** START OF Records supplied **
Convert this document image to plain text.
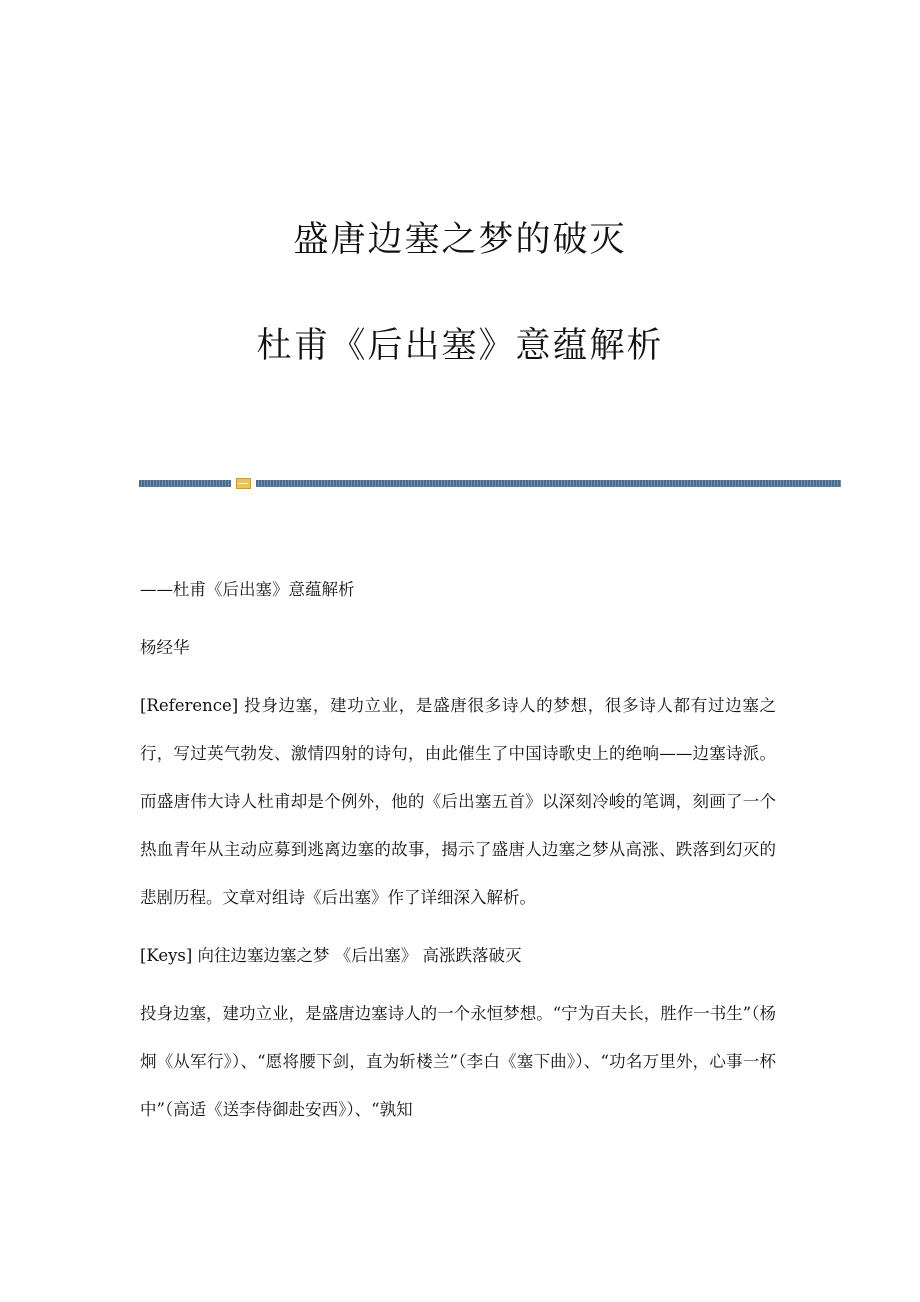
盛唐边塞之梦的破灭
杜甫《后出塞》意蕴解析

——杜甫《后出塞》意蕴解析

杨经华

[Reference] 投身边塞，建功立业，是盛唐很多诗人的梦想，很多诗人都有过边塞之行，写过英气勃发、激情四射的诗句，由此催生了中国诗歌史上的绝响——边塞诗派。而盛唐伟大诗人杜甫却是个例外，他的《后出塞五首》以深刻冷峻的笔调，刻画了一个热血青年从主动应募到逃离边塞的故事，揭示了盛唐人边塞之梦从高涨、跌落到幻灭的悲剧历程。文章对组诗《后出塞》作了详细深入解析。

[Keys] 向往边塞边塞之梦 《后出塞》 高涨跌落破灭

投身边塞，建功立业，是盛唐边塞诗人的一个永恒梦想。“宁为百夫长，胜作一书生”（杨炯《从军行》）、“愿将腰下剑，直为斩楼兰”（李白《塞下曲》）、“功名万里外，心事一杯中”（高适《送李侍御赴安西》）、“孰知
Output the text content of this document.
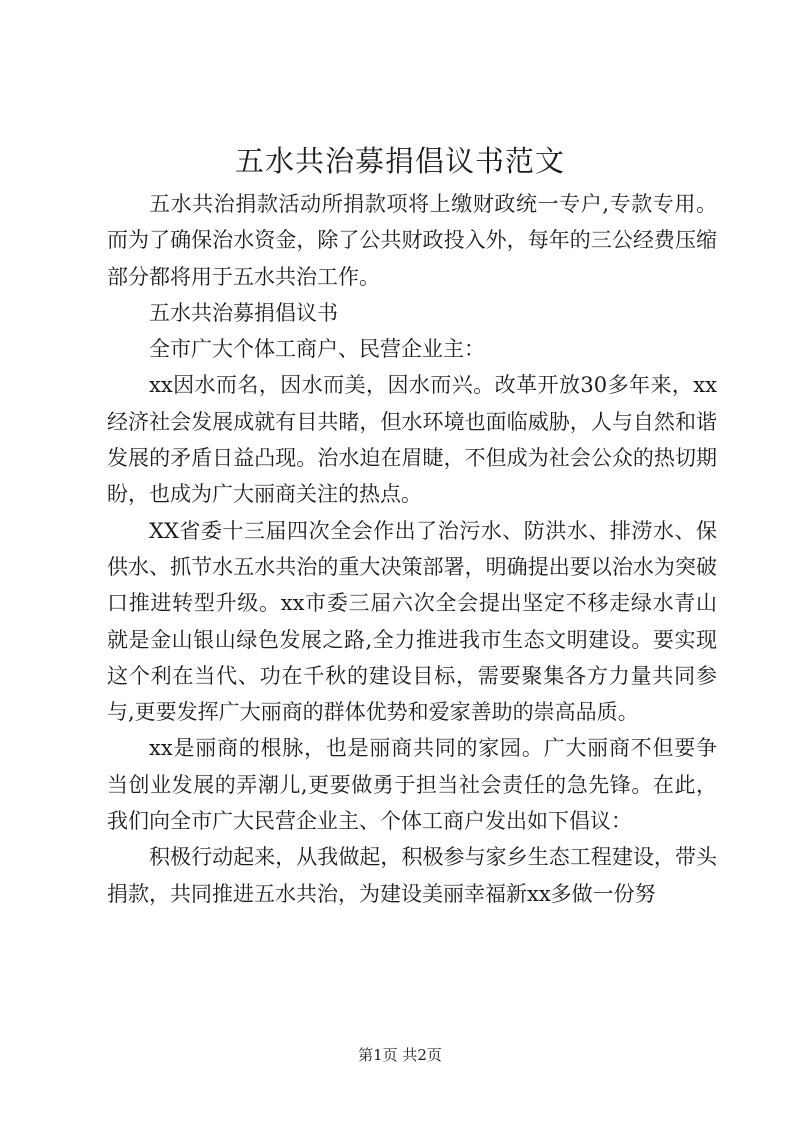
五水共治募捐倡议书范文

五水共治捐款活动所捐款项将上缴财政统一专户,专款专用。而为了确保治水资金，除了公共财政投入外，每年的三公经费压缩部分都将用于五水共治工作。

五水共治募捐倡议书

全市广大个体工商户、民营企业主：

xx因水而名，因水而美，因水而兴。改革开放30多年来，xx经济社会发展成就有目共睹，但水环境也面临威胁，人与自然和谐发展的矛盾日益凸现。治水迫在眉睫，不但成为社会公众的热切期盼，也成为广大丽商关注的热点。

XX省委十三届四次全会作出了治污水、防洪水、排涝水、保供水、抓节水五水共治的重大决策部署，明确提出要以治水为突破口推进转型升级。xx市委三届六次全会提出坚定不移走绿水青山就是金山银山绿色发展之路,全力推进我市生态文明建设。要实现这个利在当代、功在千秋的建设目标，需要聚集各方力量共同参与,更要发挥广大丽商的群体优势和爱家善助的崇高品质。

xx是丽商的根脉，也是丽商共同的家园。广大丽商不但要争当创业发展的弄潮儿,更要做勇于担当社会责任的急先锋。在此，我们向全市广大民营企业主、个体工商户发出如下倡议：

积极行动起来，从我做起，积极参与家乡生态工程建设，带头捐款，共同推进五水共治，为建设美丽幸福新xx多做一份努

第1页 共2页
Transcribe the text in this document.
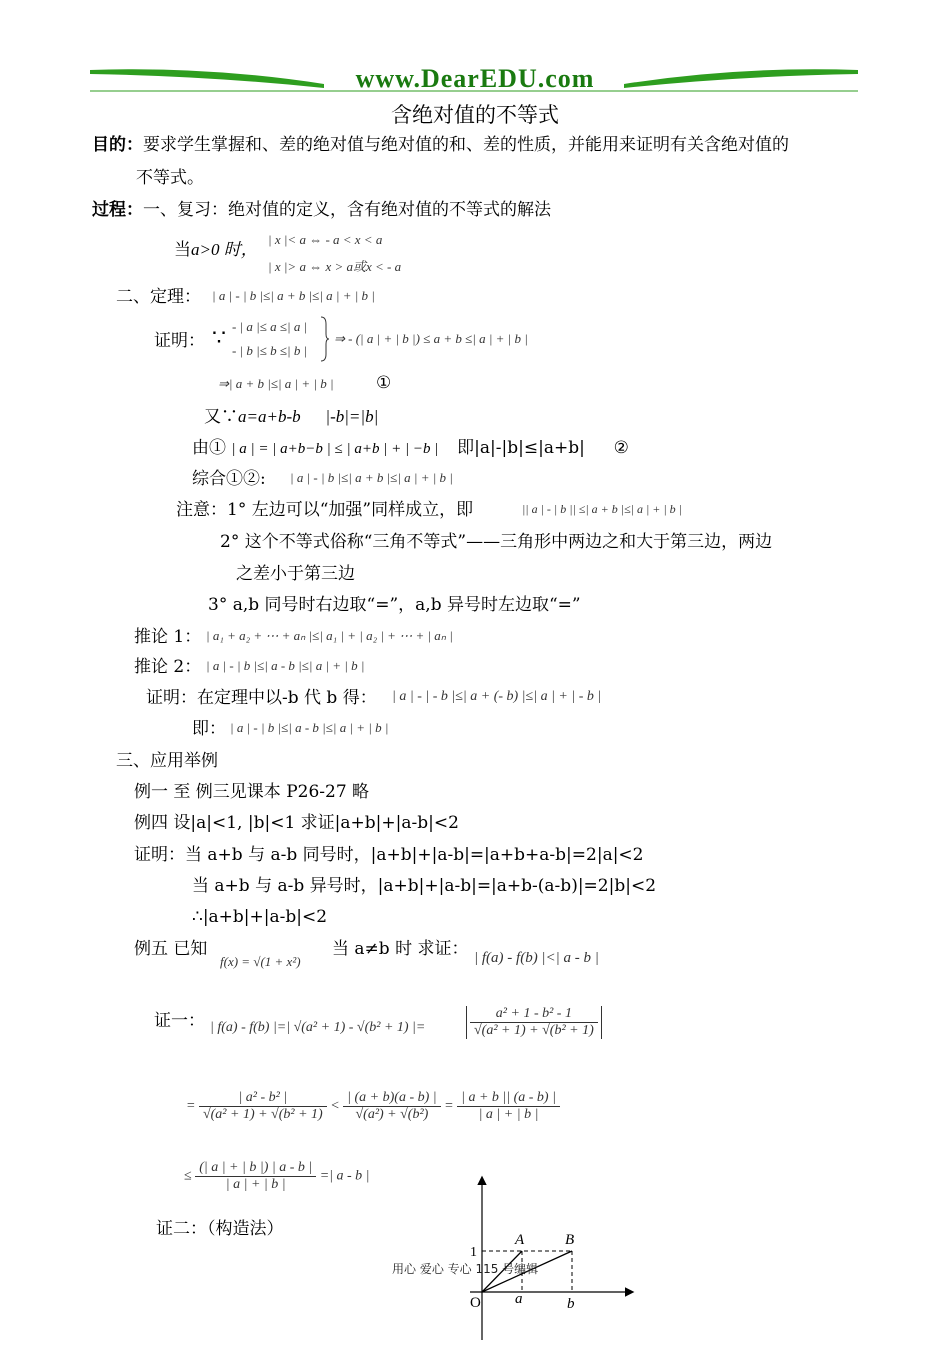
www.DearEDU.com
含绝对值的不等式
目的：要求学生掌握和、差的绝对值与绝对值的和、差的性质，并能用来证明有关含绝对值的
不等式。
过程：一、复习：绝对值的定义，含有绝对值的不等式的解法
当a>0 时，
| x |< a ⇔ - a < x < a
| x |> a ⇔ x > a或x < - a
二、定理： | a | - | b |≤| a + b |≤| a | + | b |
证明： ∵ - | a |≤ a ≤| a |
- | b |≤ b ≤| b |
⇒ - (| a | + | b |) ≤ a + b ≤| a | + | b |
⇒| a + b |≤| a | + | b | ①
又∵a=a+b-b |-b|=|b|
由① | a | = | a+b−b | ≤ | a+b | + | −b | 即|a|-|b|≤|a+b| ②
综合①②: | a | - | b |≤| a + b |≤| a | + | b |
注意：1° 左边可以“加强”同样成立，即	|| a | - | b || ≤| a + b |≤| a | + | b |
2° 这个不等式俗称“三角不等式”——三角形中两边之和大于第三边，两边
之差小于第三边
3° a,b 同号时右边取“=”，a,b 异号时左边取“=”
推论 1： | a₁ + a₂ + ⋯ + aₙ |≤| a₁ | + | a₂ | + ⋯ + | aₙ |
推论 2： | a | - | b |≤| a - b |≤| a | + | b |
证明：在定理中以-b 代 b 得： | a | - | - b |≤| a + (- b) |≤| a | + | - b |
即： | a | - | b |≤| a - b |≤| a | + | b |
三、应用举例
例一 至 例三见课本 P26-27 略
例四 设|a|<1, |b|<1 求证|a+b|+|a-b|<2
证明：当 a+b 与 a-b 同号时，|a+b|+|a-b|=|a+b+a-b|=2|a|<2
当 a+b 与 a-b 异号时，|a+b|+|a-b|=|a+b-(a-b)|=2|b|<2
∴|a+b|+|a-b|<2
例五 已知
f(x) = √(1 + x²)
当 a≠b 时 求证： | f(a) - f(b) |<| a - b |
证一： | f(a) - f(b) |=| √(a² + 1) - √(b² + 1) |=	$\frac{\text{a² + 1 - b² - 1}}{\text{√(a² + 1) + √(b² + 1)}}$
= $\frac{\text{| a² - b² |}}{\text{√(a² + 1) + √(b² + 1)}} < \frac{| (a + b)(a - b) |}{\text{√(a²) + √(b²)}} = \frac{| a + b || (a - b) |}{| a | + | b |}$
≤ $\frac{(| a | + | b |) | a - b |}{| a | + | b |}$ =| a - b |
证二：（构造法）
A	B
1
O a	b
用心 爱心 专心 115 号编辑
** END OF Records supplied **
## What is being asked
Copy every line that includes the string "this" from the material above.

## Reply to the exercise
Convert this document image to plain text.
Output the text content of this document.
Transcribe the text in this document.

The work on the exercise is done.